--- START OF GIVEN INFORMATION ---

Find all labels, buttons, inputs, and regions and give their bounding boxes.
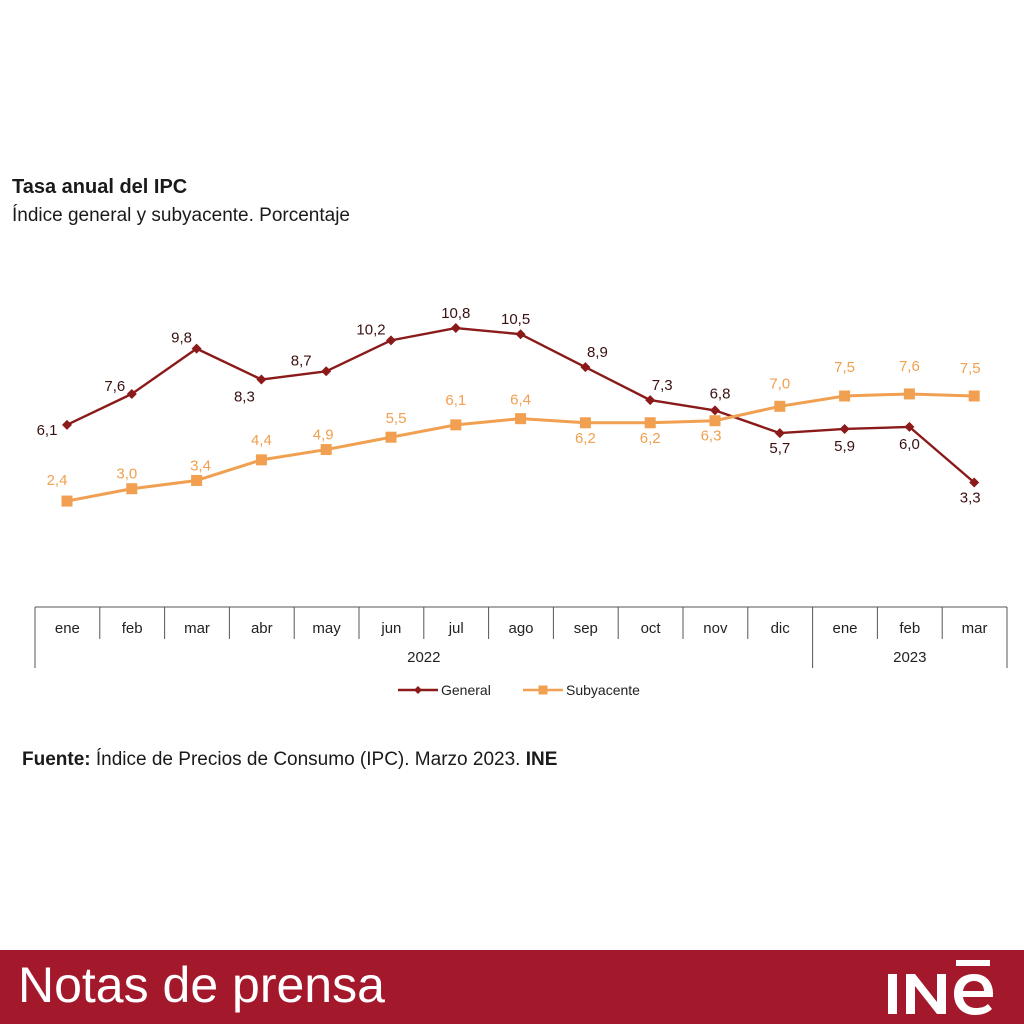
data-label: 6,4 bbox=[510, 392, 531, 409]
footer-title: Notas de prensa bbox=[18, 957, 385, 1013]
data-label: 7,6 bbox=[104, 378, 125, 395]
x-tick-label: sep bbox=[574, 620, 598, 637]
legend: General Subyacente bbox=[398, 682, 640, 698]
data-label: 6,1 bbox=[37, 422, 58, 439]
data-label: 3,3 bbox=[960, 490, 981, 507]
data-point bbox=[126, 388, 137, 399]
data-point bbox=[903, 388, 915, 400]
x-tick-label: mar bbox=[184, 620, 210, 637]
data-point bbox=[61, 495, 73, 507]
data-label: 7,6 bbox=[899, 358, 920, 375]
data-label: 6,2 bbox=[575, 430, 596, 447]
data-label: 6,0 bbox=[899, 436, 920, 453]
data-point bbox=[321, 366, 332, 377]
data-label: 9,8 bbox=[171, 330, 192, 347]
source-text: Índice de Precios de Consumo (IPC). Marz… bbox=[95, 749, 521, 770]
data-label: 3,0 bbox=[116, 466, 137, 483]
data-point bbox=[191, 474, 203, 486]
data-point bbox=[774, 428, 785, 439]
legend-item: Subyacente bbox=[523, 682, 640, 698]
data-point bbox=[256, 374, 267, 385]
data-point bbox=[385, 431, 397, 443]
x-tick-label: abr bbox=[251, 620, 273, 637]
data-label: 8,3 bbox=[234, 389, 255, 406]
data-point bbox=[450, 323, 461, 334]
ine-logo bbox=[888, 960, 994, 1015]
data-point bbox=[579, 417, 591, 429]
data-point bbox=[645, 395, 656, 406]
data-label: 6,2 bbox=[640, 430, 661, 447]
data-point bbox=[709, 415, 721, 427]
data-label: 4,4 bbox=[251, 432, 272, 449]
data-label: 7,3 bbox=[652, 377, 673, 394]
series-general: 6,1 7,6 9,8 8,3 8,7 10,2 10,8 10,5 8,9 7,3 6,8 5,7 5… bbox=[37, 305, 981, 507]
x-axis-table: ene feb mar abr may jun jul ago sep oct nov dic ene f… bbox=[34, 606, 1008, 668]
legend-marker bbox=[538, 685, 548, 695]
data-point bbox=[386, 335, 396, 346]
data-label: 7,5 bbox=[960, 360, 981, 377]
x-tick-label: nov bbox=[703, 620, 728, 637]
line-chart: ene feb mar abr may jun jul ago sep oct nov dic ene f… bbox=[34, 305, 1008, 698]
data-label: 8,7 bbox=[291, 352, 312, 369]
data-point bbox=[904, 421, 915, 432]
data-point bbox=[580, 362, 591, 373]
data-point bbox=[320, 444, 332, 456]
data-label: 6,1 bbox=[445, 392, 466, 409]
data-point bbox=[968, 390, 980, 402]
data-point bbox=[515, 329, 526, 340]
data-point bbox=[515, 413, 527, 425]
data-label: 8,9 bbox=[587, 344, 608, 361]
legend-marker bbox=[414, 686, 422, 694]
data-point bbox=[774, 400, 786, 412]
source-note: Fuente: Índice de Precios de Consumo (IP… bbox=[22, 749, 557, 771]
data-label: 3,4 bbox=[190, 457, 211, 474]
data-point bbox=[710, 405, 720, 416]
data-label: 7,5 bbox=[834, 359, 855, 376]
x-tick-label: jun bbox=[380, 620, 401, 637]
chart-title: Tasa anual del IPC bbox=[12, 176, 188, 198]
source-org: INE bbox=[525, 749, 558, 770]
data-label: 10,2 bbox=[356, 321, 385, 338]
chart-subtitle: Índice general y subyacente. Porcentaje bbox=[12, 205, 350, 226]
x-tick-label: dic bbox=[771, 620, 791, 637]
source-label: Fuente: bbox=[22, 749, 91, 770]
year-label: 2022 bbox=[407, 649, 440, 666]
x-tick-label: jul bbox=[448, 620, 464, 637]
data-label: 7,0 bbox=[769, 375, 790, 392]
data-point bbox=[839, 390, 851, 402]
data-point bbox=[191, 343, 202, 354]
data-point bbox=[839, 423, 850, 434]
data-point bbox=[450, 419, 462, 431]
x-tick-label: feb bbox=[899, 620, 920, 637]
year-label: 2023 bbox=[893, 649, 926, 666]
x-tick-label: mar bbox=[962, 620, 988, 637]
data-label: 4,9 bbox=[313, 427, 334, 444]
x-tick-label: feb bbox=[122, 620, 143, 637]
data-point bbox=[255, 454, 267, 466]
data-point bbox=[644, 417, 656, 429]
data-label: 5,9 bbox=[834, 438, 855, 455]
series-subyacente: 2,4 3,0 3,4 4,4 4,9 5,5 6,1 6,4 6,2 6,2 6,3 7,0 7,5 7… bbox=[47, 358, 981, 507]
data-label: 6,8 bbox=[710, 385, 731, 402]
data-label: 2,4 bbox=[47, 472, 68, 489]
data-label: 5,5 bbox=[386, 410, 407, 427]
data-point bbox=[62, 419, 72, 430]
legend-label: General bbox=[441, 682, 491, 698]
data-point bbox=[969, 477, 980, 488]
data-point bbox=[126, 483, 138, 495]
x-tick-label: ene bbox=[55, 620, 80, 637]
data-label: 10,8 bbox=[441, 305, 470, 322]
legend-item: General bbox=[398, 682, 491, 698]
legend-label: Subyacente bbox=[566, 682, 640, 698]
data-label: 5,7 bbox=[769, 440, 790, 457]
data-label: 10,5 bbox=[501, 311, 530, 328]
x-tick-label: oct bbox=[641, 620, 662, 637]
x-tick-label: ago bbox=[508, 620, 533, 637]
data-label: 6,3 bbox=[701, 428, 722, 445]
footer-band: Notas de prensa bbox=[0, 950, 1024, 1024]
x-tick-label: ene bbox=[832, 620, 857, 637]
x-tick-label: may bbox=[312, 620, 341, 637]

--- END OF GIVEN INFORMATION ---

DESCRIPTION OF THE TASK
Please reproduce every line of the items above word for word, leaving out the pictures.

RESPONSE
Find all labels, buttons, inputs, and regions and give their bounding boxes.
data-label: 6,4 bbox=[510, 392, 531, 409]
footer-title: Notas de prensa bbox=[18, 957, 385, 1013]
data-label: 7,6 bbox=[104, 378, 125, 395]
x-tick-label: sep bbox=[574, 620, 598, 637]
legend: General Subyacente bbox=[398, 682, 640, 698]
data-label: 6,1 bbox=[37, 422, 58, 439]
data-label: 3,3 bbox=[960, 490, 981, 507]
data-point bbox=[126, 388, 137, 399]
data-point bbox=[903, 388, 915, 400]
x-tick-label: mar bbox=[184, 620, 210, 637]
data-point bbox=[61, 495, 73, 507]
data-label: 7,6 bbox=[899, 358, 920, 375]
data-label: 6,2 bbox=[575, 430, 596, 447]
data-label: 6,0 bbox=[899, 436, 920, 453]
data-point bbox=[321, 366, 332, 377]
data-label: 9,8 bbox=[171, 330, 192, 347]
source-text: Índice de Precios de Consumo (IPC). Marz… bbox=[95, 749, 521, 770]
data-label: 3,0 bbox=[116, 466, 137, 483]
data-point bbox=[191, 474, 203, 486]
data-point bbox=[774, 428, 785, 439]
legend-item: Subyacente bbox=[523, 682, 640, 698]
data-point bbox=[256, 374, 267, 385]
data-point bbox=[385, 431, 397, 443]
x-tick-label: abr bbox=[251, 620, 273, 637]
data-label: 8,3 bbox=[234, 389, 255, 406]
data-point bbox=[450, 323, 461, 334]
ine-logo bbox=[888, 960, 994, 1015]
data-point bbox=[579, 417, 591, 429]
data-point bbox=[645, 395, 656, 406]
data-label: 6,2 bbox=[640, 430, 661, 447]
data-point bbox=[709, 415, 721, 427]
data-label: 4,4 bbox=[251, 432, 272, 449]
data-label: 7,3 bbox=[652, 377, 673, 394]
series-general: 6,1 7,6 9,8 8,3 8,7 10,2 10,8 10,5 8,9 7,3 6,8 5,7 5… bbox=[37, 305, 981, 507]
x-axis-table: ene feb mar abr may jun jul ago sep oct nov dic ene f… bbox=[34, 606, 1008, 668]
legend-marker bbox=[538, 685, 548, 695]
data-point bbox=[386, 335, 396, 346]
data-label: 7,5 bbox=[960, 360, 981, 377]
x-tick-label: nov bbox=[703, 620, 728, 637]
line-chart: ene feb mar abr may jun jul ago sep oct nov dic ene f… bbox=[34, 305, 1008, 698]
data-label: 8,7 bbox=[291, 352, 312, 369]
data-point bbox=[904, 421, 915, 432]
data-point bbox=[580, 362, 591, 373]
data-point bbox=[320, 444, 332, 456]
data-label: 6,1 bbox=[445, 392, 466, 409]
data-point bbox=[968, 390, 980, 402]
data-point bbox=[515, 329, 526, 340]
data-point bbox=[515, 413, 527, 425]
data-label: 8,9 bbox=[587, 344, 608, 361]
legend-marker bbox=[414, 686, 422, 694]
data-point bbox=[774, 400, 786, 412]
source-note: Fuente: Índice de Precios de Consumo (IP… bbox=[22, 749, 557, 771]
data-label: 3,4 bbox=[190, 457, 211, 474]
data-point bbox=[710, 405, 720, 416]
data-label: 7,5 bbox=[834, 359, 855, 376]
x-tick-label: jun bbox=[380, 620, 401, 637]
chart-title: Tasa anual del IPC bbox=[12, 176, 188, 198]
source-org: INE bbox=[525, 749, 558, 770]
data-label: 10,2 bbox=[356, 321, 385, 338]
chart-subtitle: Índice general y subyacente. Porcentaje bbox=[12, 205, 350, 226]
x-tick-label: dic bbox=[771, 620, 791, 637]
source-label: Fuente: bbox=[22, 749, 91, 770]
year-label: 2022 bbox=[407, 649, 440, 666]
x-tick-label: jul bbox=[448, 620, 464, 637]
data-label: 7,0 bbox=[769, 375, 790, 392]
data-point bbox=[839, 390, 851, 402]
data-point bbox=[191, 343, 202, 354]
data-point bbox=[839, 423, 850, 434]
data-point bbox=[450, 419, 462, 431]
x-tick-label: feb bbox=[899, 620, 920, 637]
year-label: 2023 bbox=[893, 649, 926, 666]
x-tick-label: mar bbox=[962, 620, 988, 637]
data-label: 4,9 bbox=[313, 427, 334, 444]
x-tick-label: feb bbox=[122, 620, 143, 637]
data-point bbox=[255, 454, 267, 466]
data-point bbox=[644, 417, 656, 429]
data-label: 5,9 bbox=[834, 438, 855, 455]
series-subyacente: 2,4 3,0 3,4 4,4 4,9 5,5 6,1 6,4 6,2 6,2 6,3 7,0 7,5 7… bbox=[47, 358, 981, 507]
data-label: 6,8 bbox=[710, 385, 731, 402]
data-label: 2,4 bbox=[47, 472, 68, 489]
data-label: 5,5 bbox=[386, 410, 407, 427]
data-point bbox=[62, 419, 72, 430]
legend-label: General bbox=[441, 682, 491, 698]
data-point bbox=[969, 477, 980, 488]
data-point bbox=[126, 483, 138, 495]
x-tick-label: ene bbox=[55, 620, 80, 637]
data-label: 10,8 bbox=[441, 305, 470, 322]
legend-item: General bbox=[398, 682, 491, 698]
legend-label: Subyacente bbox=[566, 682, 640, 698]
data-label: 5,7 bbox=[769, 440, 790, 457]
data-label: 10,5 bbox=[501, 311, 530, 328]
x-tick-label: oct bbox=[641, 620, 662, 637]
x-tick-label: ago bbox=[508, 620, 533, 637]
data-label: 6,3 bbox=[701, 428, 722, 445]
footer-band: Notas de prensa bbox=[0, 950, 1024, 1024]
x-tick-label: ene bbox=[832, 620, 857, 637]
x-tick-label: may bbox=[312, 620, 341, 637]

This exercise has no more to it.